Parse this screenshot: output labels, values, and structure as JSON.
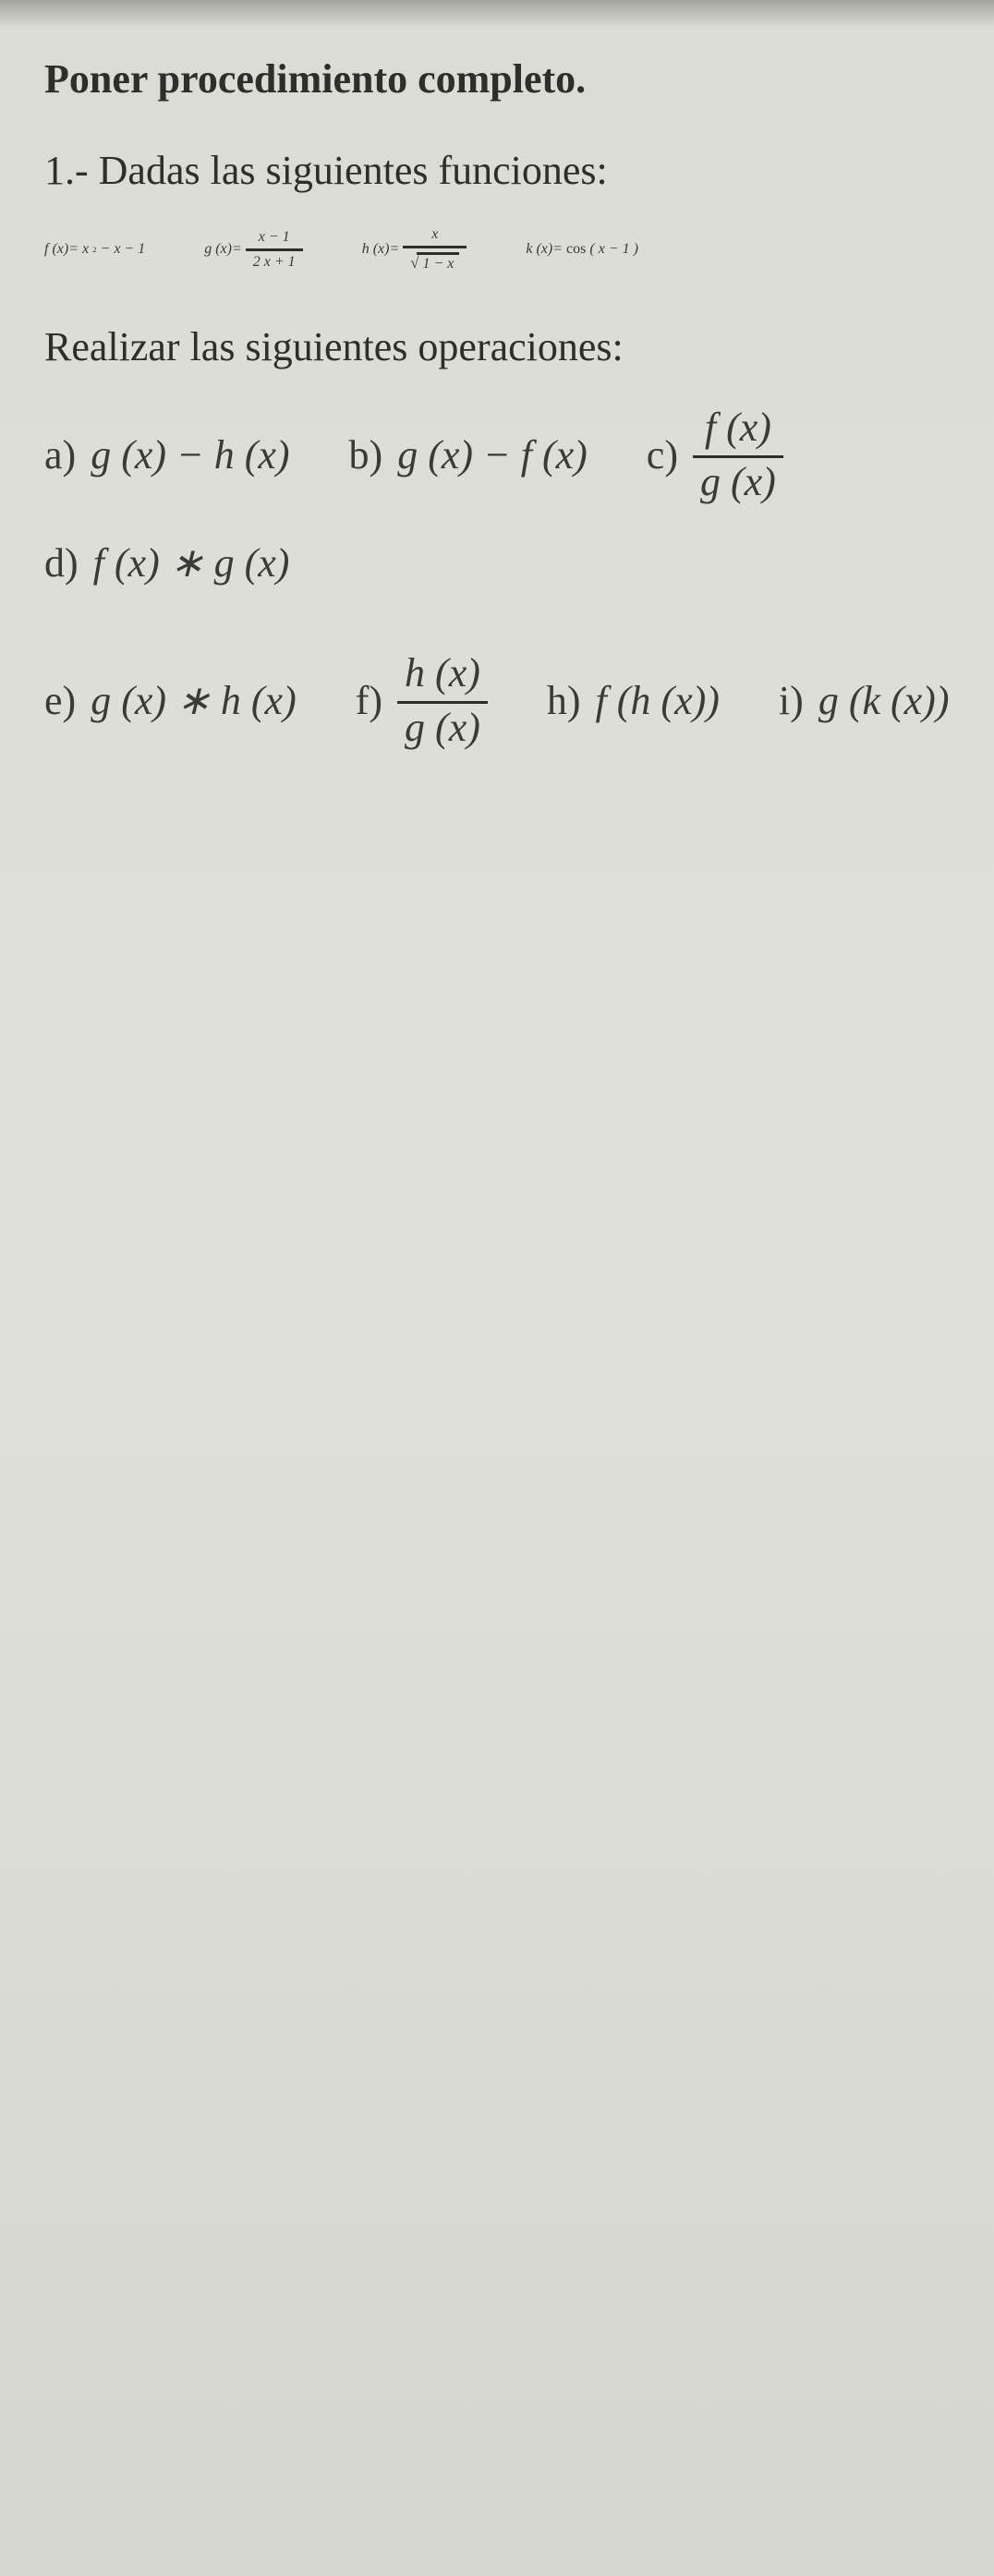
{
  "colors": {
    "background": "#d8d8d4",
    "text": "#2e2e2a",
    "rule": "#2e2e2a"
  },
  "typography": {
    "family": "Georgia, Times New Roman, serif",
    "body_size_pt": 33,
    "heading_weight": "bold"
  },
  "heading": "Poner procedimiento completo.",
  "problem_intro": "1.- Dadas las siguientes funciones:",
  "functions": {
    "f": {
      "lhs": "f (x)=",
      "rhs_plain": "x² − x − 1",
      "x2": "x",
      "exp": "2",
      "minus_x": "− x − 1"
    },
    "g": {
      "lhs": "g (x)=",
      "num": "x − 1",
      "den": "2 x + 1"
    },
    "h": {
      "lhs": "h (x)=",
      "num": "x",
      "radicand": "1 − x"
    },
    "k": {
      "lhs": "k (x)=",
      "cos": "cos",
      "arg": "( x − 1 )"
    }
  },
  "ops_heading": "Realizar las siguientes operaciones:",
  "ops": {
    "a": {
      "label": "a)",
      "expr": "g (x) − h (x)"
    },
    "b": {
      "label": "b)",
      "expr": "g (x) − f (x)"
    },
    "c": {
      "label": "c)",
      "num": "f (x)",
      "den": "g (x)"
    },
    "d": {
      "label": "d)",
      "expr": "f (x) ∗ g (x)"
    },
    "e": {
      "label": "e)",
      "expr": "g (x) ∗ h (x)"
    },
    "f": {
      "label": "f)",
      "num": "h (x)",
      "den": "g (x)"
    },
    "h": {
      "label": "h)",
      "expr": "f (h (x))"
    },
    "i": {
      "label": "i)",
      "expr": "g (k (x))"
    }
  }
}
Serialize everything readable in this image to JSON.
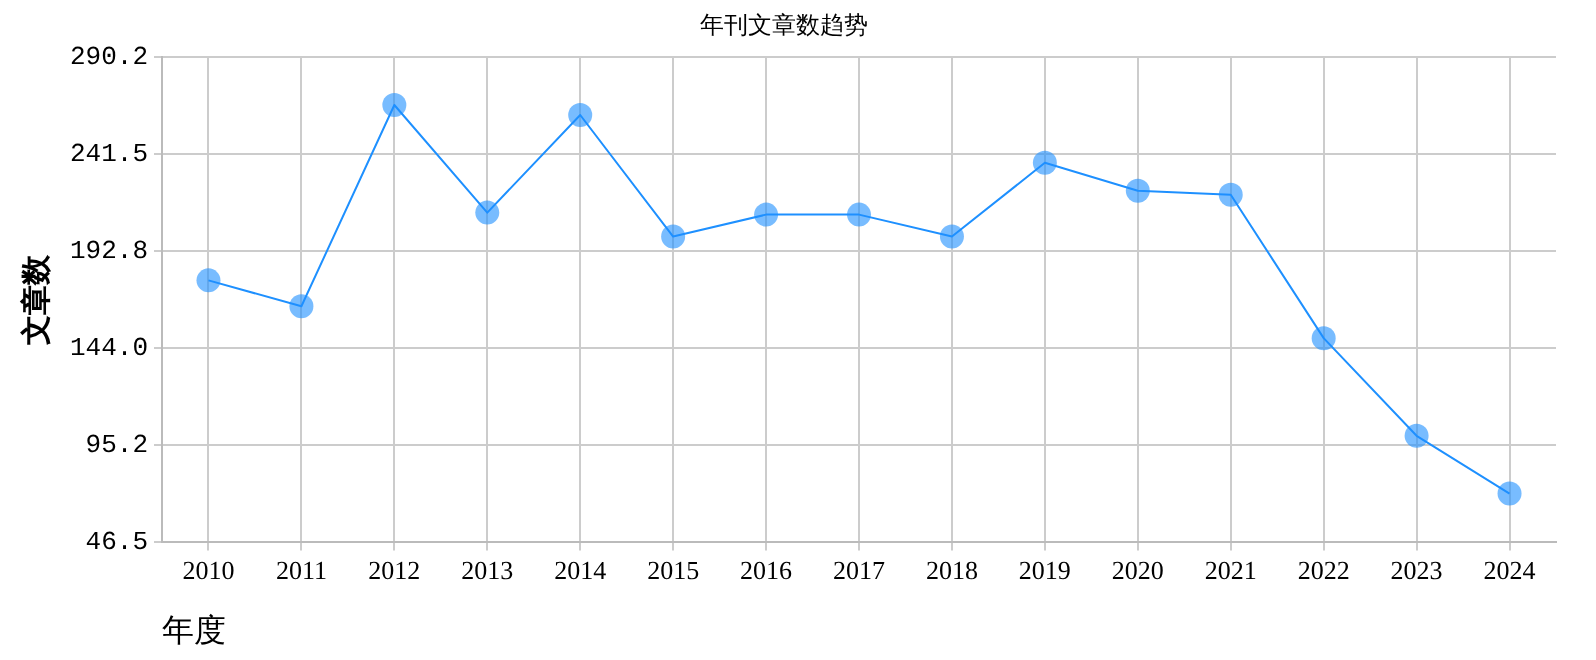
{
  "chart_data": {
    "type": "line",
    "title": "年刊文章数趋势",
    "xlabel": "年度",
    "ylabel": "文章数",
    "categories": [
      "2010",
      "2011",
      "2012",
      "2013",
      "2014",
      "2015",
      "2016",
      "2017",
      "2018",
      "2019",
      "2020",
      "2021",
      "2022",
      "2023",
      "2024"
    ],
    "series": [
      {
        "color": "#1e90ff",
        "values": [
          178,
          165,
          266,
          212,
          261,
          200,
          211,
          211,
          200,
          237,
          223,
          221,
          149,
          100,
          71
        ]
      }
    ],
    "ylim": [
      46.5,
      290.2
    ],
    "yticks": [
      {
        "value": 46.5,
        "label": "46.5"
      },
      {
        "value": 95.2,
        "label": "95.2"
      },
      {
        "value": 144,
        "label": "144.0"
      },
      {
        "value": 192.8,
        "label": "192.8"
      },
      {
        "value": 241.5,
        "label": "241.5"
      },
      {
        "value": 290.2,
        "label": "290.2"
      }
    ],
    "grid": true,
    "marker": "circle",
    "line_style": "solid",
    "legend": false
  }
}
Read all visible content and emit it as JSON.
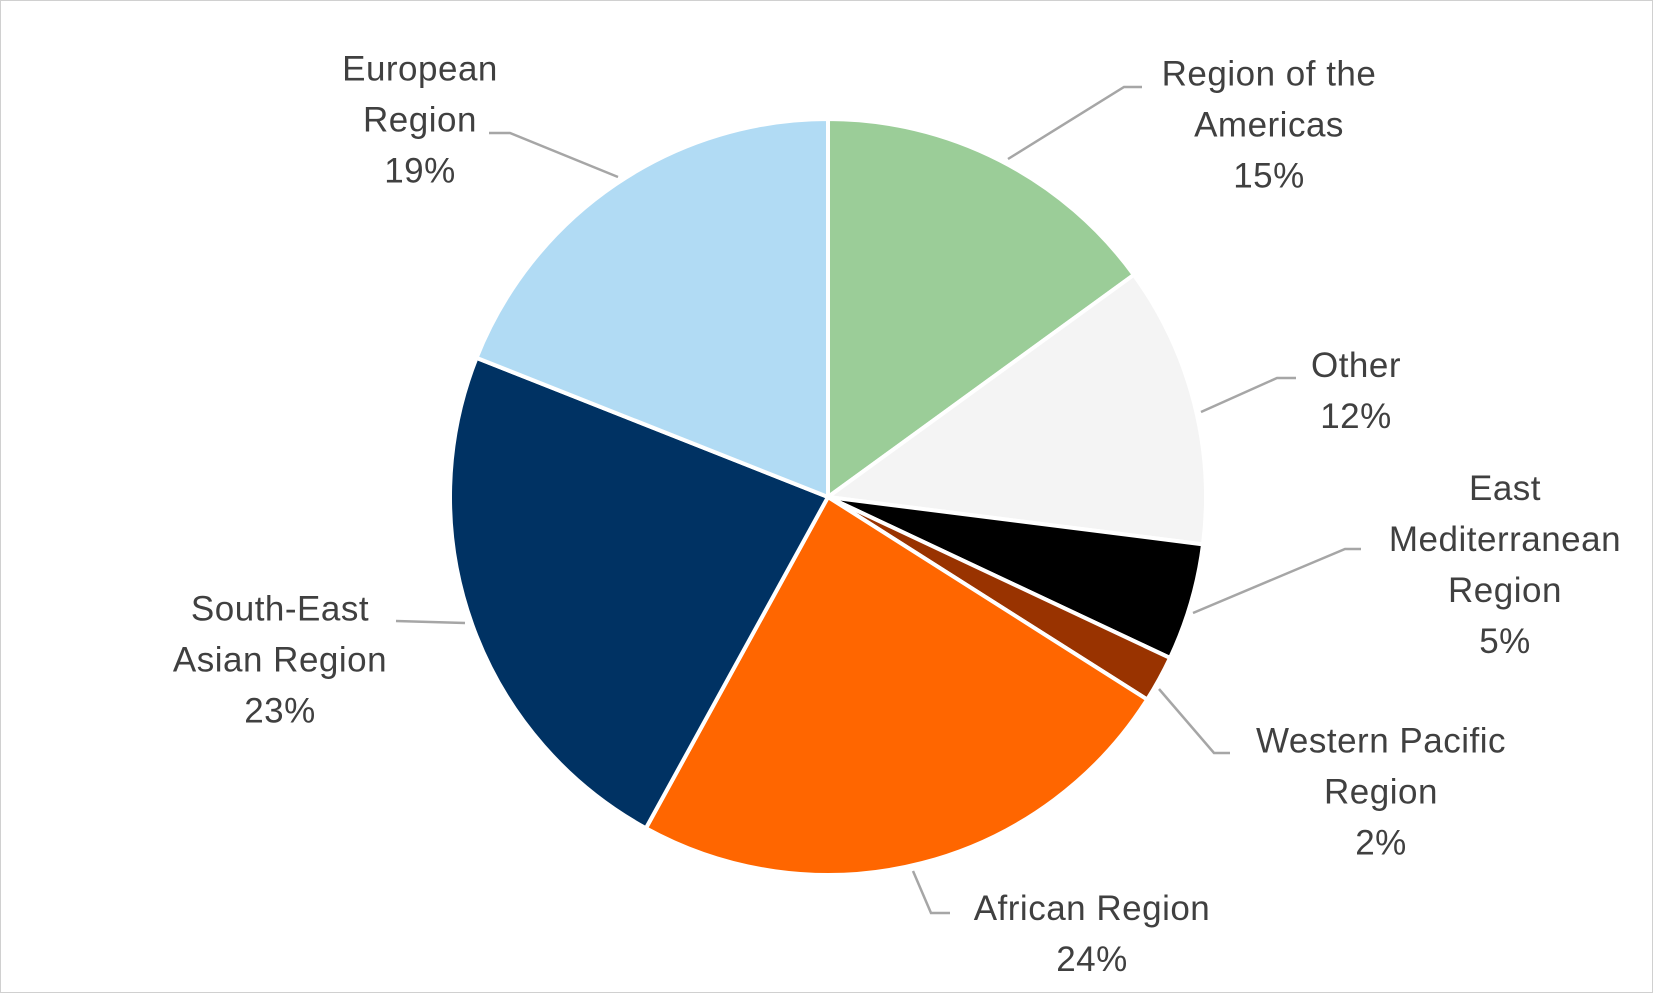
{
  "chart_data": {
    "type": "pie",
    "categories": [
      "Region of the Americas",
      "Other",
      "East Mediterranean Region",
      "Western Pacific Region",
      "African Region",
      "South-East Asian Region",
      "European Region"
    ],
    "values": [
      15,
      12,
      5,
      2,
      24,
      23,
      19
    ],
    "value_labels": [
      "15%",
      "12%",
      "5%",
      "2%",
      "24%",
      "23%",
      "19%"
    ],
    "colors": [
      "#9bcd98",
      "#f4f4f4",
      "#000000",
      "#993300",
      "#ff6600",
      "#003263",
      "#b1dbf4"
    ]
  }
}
══════
Would you return the data exactly as written, without the pictures?

Parse this screenshot: output labels, values, and structure as JSON.
{
  "colors": {
    "background": "#d8d8d4",
    "text": "#2e2e2a",
    "rule": "#2e2e2a"
  },
  "typography": {
    "family": "Georgia, Times New Roman, serif",
    "body_size_pt": 33,
    "heading_weight": "bold"
  },
  "heading": "Poner procedimiento completo.",
  "problem_intro": "1.- Dadas las siguientes funciones:",
  "functions": {
    "f": {
      "lhs": "f (x)=",
      "rhs_plain": "x² − x − 1",
      "x2": "x",
      "exp": "2",
      "minus_x": "− x − 1"
    },
    "g": {
      "lhs": "g (x)=",
      "num": "x − 1",
      "den": "2 x + 1"
    },
    "h": {
      "lhs": "h (x)=",
      "num": "x",
      "radicand": "1 − x"
    },
    "k": {
      "lhs": "k (x)=",
      "cos": "cos",
      "arg": "( x − 1 )"
    }
  },
  "ops_heading": "Realizar las siguientes operaciones:",
  "ops": {
    "a": {
      "label": "a)",
      "expr": "g (x) − h (x)"
    },
    "b": {
      "label": "b)",
      "expr": "g (x) − f (x)"
    },
    "c": {
      "label": "c)",
      "num": "f (x)",
      "den": "g (x)"
    },
    "d": {
      "label": "d)",
      "expr": "f (x) ∗ g (x)"
    },
    "e": {
      "label": "e)",
      "expr": "g (x) ∗ h (x)"
    },
    "f": {
      "label": "f)",
      "num": "h (x)",
      "den": "g (x)"
    },
    "h": {
      "label": "h)",
      "expr": "f (h (x))"
    },
    "i": {
      "label": "i)",
      "expr": "g (k (x))"
    }
  }
}
Serialize everything readable in this image to JSON.
{
  "chart_data": {
    "type": "line",
    "title": "年刊文章数趋势",
    "xlabel": "年度",
    "ylabel": "文章数",
    "categories": [
      "2010",
      "2011",
      "2012",
      "2013",
      "2014",
      "2015",
      "2016",
      "2017",
      "2018",
      "2019",
      "2020",
      "2021",
      "2022",
      "2023",
      "2024"
    ],
    "series": [
      {
        "color": "#1e90ff",
        "values": [
          178,
          165,
          266,
          212,
          261,
          200,
          211,
          211,
          200,
          237,
          223,
          221,
          149,
          100,
          71
        ]
      }
    ],
    "ylim": [
      46.5,
      290.2
    ],
    "yticks": [
      {
        "value": 46.5,
        "label": "46.5"
      },
      {
        "value": 95.2,
        "label": "95.2"
      },
      {
        "value": 144,
        "label": "144.0"
      },
      {
        "value": 192.8,
        "label": "192.8"
      },
      {
        "value": 241.5,
        "label": "241.5"
      },
      {
        "value": 290.2,
        "label": "290.2"
      }
    ],
    "grid": true,
    "marker": "circle",
    "line_style": "solid",
    "legend": false
  }
}
Read all visible content and emit it as JSON.
{
  "chart_data": {
    "type": "pie",
    "categories": [
      "Region of the Americas",
      "Other",
      "East Mediterranean Region",
      "Western Pacific Region",
      "African Region",
      "South-East Asian Region",
      "European Region"
    ],
    "values": [
      15,
      12,
      5,
      2,
      24,
      23,
      19
    ],
    "value_labels": [
      "15%",
      "12%",
      "5%",
      "2%",
      "24%",
      "23%",
      "19%"
    ],
    "colors": [
      "#9bcd98",
      "#f4f4f4",
      "#000000",
      "#993300",
      "#ff6600",
      "#003263",
      "#b1dbf4"
    ]
  }
}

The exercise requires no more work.